(A block of data)
'''

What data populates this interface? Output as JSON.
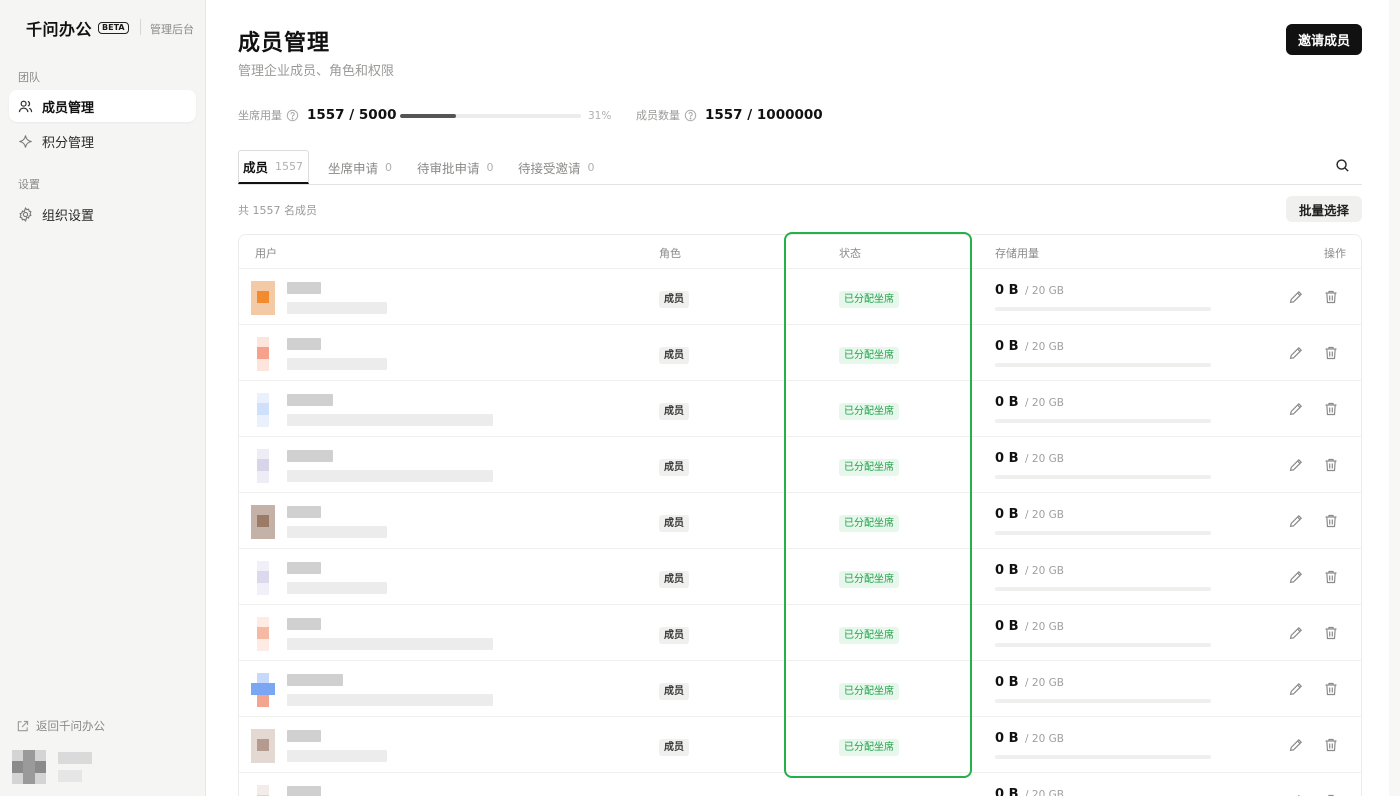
{
  "sidebar": {
    "brand": "千问办公",
    "beta": "BETA",
    "admin_label": "管理后台",
    "section_team": "团队",
    "nav_members": "成员管理",
    "nav_points": "积分管理",
    "section_settings": "设置",
    "nav_org": "组织设置",
    "back_link": "返回千问办公"
  },
  "header": {
    "title": "成员管理",
    "subtitle": "管理企业成员、角色和权限",
    "invite_button": "邀请成员"
  },
  "stats": {
    "seat_label": "坐席用量",
    "seat_value": "1557 / 5000",
    "seat_fraction": 0.31,
    "seat_percent": "31%",
    "member_label": "成员数量",
    "member_value": "1557 / 1000000"
  },
  "tabs": [
    {
      "label": "成员",
      "count": "1557"
    },
    {
      "label": "坐席申请",
      "count": "0"
    },
    {
      "label": "待审批申请",
      "count": "0"
    },
    {
      "label": "待接受邀请",
      "count": "0"
    }
  ],
  "toolbar": {
    "total_label": "共 1557 名成员",
    "batch_button": "批量选择"
  },
  "table": {
    "columns": [
      "用户",
      "角色",
      "状态",
      "存储用量",
      "操作"
    ],
    "rows": [
      {
        "role": "成员",
        "status": "已分配坐席",
        "storage_used": "0 B",
        "storage_quota": "/ 20 GB",
        "storage_fraction": 0
      },
      {
        "role": "成员",
        "status": "已分配坐席",
        "storage_used": "0 B",
        "storage_quota": "/ 20 GB",
        "storage_fraction": 0
      },
      {
        "role": "成员",
        "status": "已分配坐席",
        "storage_used": "0 B",
        "storage_quota": "/ 20 GB",
        "storage_fraction": 0
      },
      {
        "role": "成员",
        "status": "已分配坐席",
        "storage_used": "0 B",
        "storage_quota": "/ 20 GB",
        "storage_fraction": 0
      },
      {
        "role": "成员",
        "status": "已分配坐席",
        "storage_used": "0 B",
        "storage_quota": "/ 20 GB",
        "storage_fraction": 0
      },
      {
        "role": "成员",
        "status": "已分配坐席",
        "storage_used": "0 B",
        "storage_quota": "/ 20 GB",
        "storage_fraction": 0
      },
      {
        "role": "成员",
        "status": "已分配坐席",
        "storage_used": "0 B",
        "storage_quota": "/ 20 GB",
        "storage_fraction": 0
      },
      {
        "role": "成员",
        "status": "已分配坐席",
        "storage_used": "0 B",
        "storage_quota": "/ 20 GB",
        "storage_fraction": 0
      },
      {
        "role": "成员",
        "status": "已分配坐席",
        "storage_used": "0 B",
        "storage_quota": "/ 20 GB",
        "storage_fraction": 0
      },
      {
        "role": "",
        "status": "",
        "storage_used": "0 B",
        "storage_quota": "/ 20 GB",
        "storage_fraction": 0
      }
    ]
  },
  "colors": {
    "accent": "#111111",
    "status_green": "#21a14a",
    "status_bg": "#e8f7ec",
    "highlight": "#25b14a"
  },
  "icons": [
    "people-icon",
    "sparkle-icon",
    "gear-icon",
    "help-icon",
    "search-icon",
    "external-link-icon",
    "edit-icon",
    "trash-icon"
  ]
}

'''

=== WORK TO BE COMPLETED ===
Each entry above should be reproduced exactly, with the pictures removed.

=== THE ANSWER ===
What data populates this interface? Output as JSON.
{
  "sidebar": {
    "brand": "千问办公",
    "beta": "BETA",
    "admin_label": "管理后台",
    "section_team": "团队",
    "nav_members": "成员管理",
    "nav_points": "积分管理",
    "section_settings": "设置",
    "nav_org": "组织设置",
    "back_link": "返回千问办公"
  },
  "header": {
    "title": "成员管理",
    "subtitle": "管理企业成员、角色和权限",
    "invite_button": "邀请成员"
  },
  "stats": {
    "seat_label": "坐席用量",
    "seat_value": "1557 / 5000",
    "seat_fraction": 0.31,
    "seat_percent": "31%",
    "member_label": "成员数量",
    "member_value": "1557 / 1000000"
  },
  "tabs": [
    {
      "label": "成员",
      "count": "1557"
    },
    {
      "label": "坐席申请",
      "count": "0"
    },
    {
      "label": "待审批申请",
      "count": "0"
    },
    {
      "label": "待接受邀请",
      "count": "0"
    }
  ],
  "toolbar": {
    "total_label": "共 1557 名成员",
    "batch_button": "批量选择"
  },
  "table": {
    "columns": [
      "用户",
      "角色",
      "状态",
      "存储用量",
      "操作"
    ],
    "rows": [
      {
        "role": "成员",
        "status": "已分配坐席",
        "storage_used": "0 B",
        "storage_quota": "/ 20 GB",
        "storage_fraction": 0
      },
      {
        "role": "成员",
        "status": "已分配坐席",
        "storage_used": "0 B",
        "storage_quota": "/ 20 GB",
        "storage_fraction": 0
      },
      {
        "role": "成员",
        "status": "已分配坐席",
        "storage_used": "0 B",
        "storage_quota": "/ 20 GB",
        "storage_fraction": 0
      },
      {
        "role": "成员",
        "status": "已分配坐席",
        "storage_used": "0 B",
        "storage_quota": "/ 20 GB",
        "storage_fraction": 0
      },
      {
        "role": "成员",
        "status": "已分配坐席",
        "storage_used": "0 B",
        "storage_quota": "/ 20 GB",
        "storage_fraction": 0
      },
      {
        "role": "成员",
        "status": "已分配坐席",
        "storage_used": "0 B",
        "storage_quota": "/ 20 GB",
        "storage_fraction": 0
      },
      {
        "role": "成员",
        "status": "已分配坐席",
        "storage_used": "0 B",
        "storage_quota": "/ 20 GB",
        "storage_fraction": 0
      },
      {
        "role": "成员",
        "status": "已分配坐席",
        "storage_used": "0 B",
        "storage_quota": "/ 20 GB",
        "storage_fraction": 0
      },
      {
        "role": "成员",
        "status": "已分配坐席",
        "storage_used": "0 B",
        "storage_quota": "/ 20 GB",
        "storage_fraction": 0
      },
      {
        "role": "",
        "status": "",
        "storage_used": "0 B",
        "storage_quota": "/ 20 GB",
        "storage_fraction": 0
      }
    ]
  },
  "colors": {
    "accent": "#111111",
    "status_green": "#21a14a",
    "status_bg": "#e8f7ec",
    "highlight": "#25b14a"
  },
  "icons": [
    "people-icon",
    "sparkle-icon",
    "gear-icon",
    "help-icon",
    "search-icon",
    "external-link-icon",
    "edit-icon",
    "trash-icon"
  ]
}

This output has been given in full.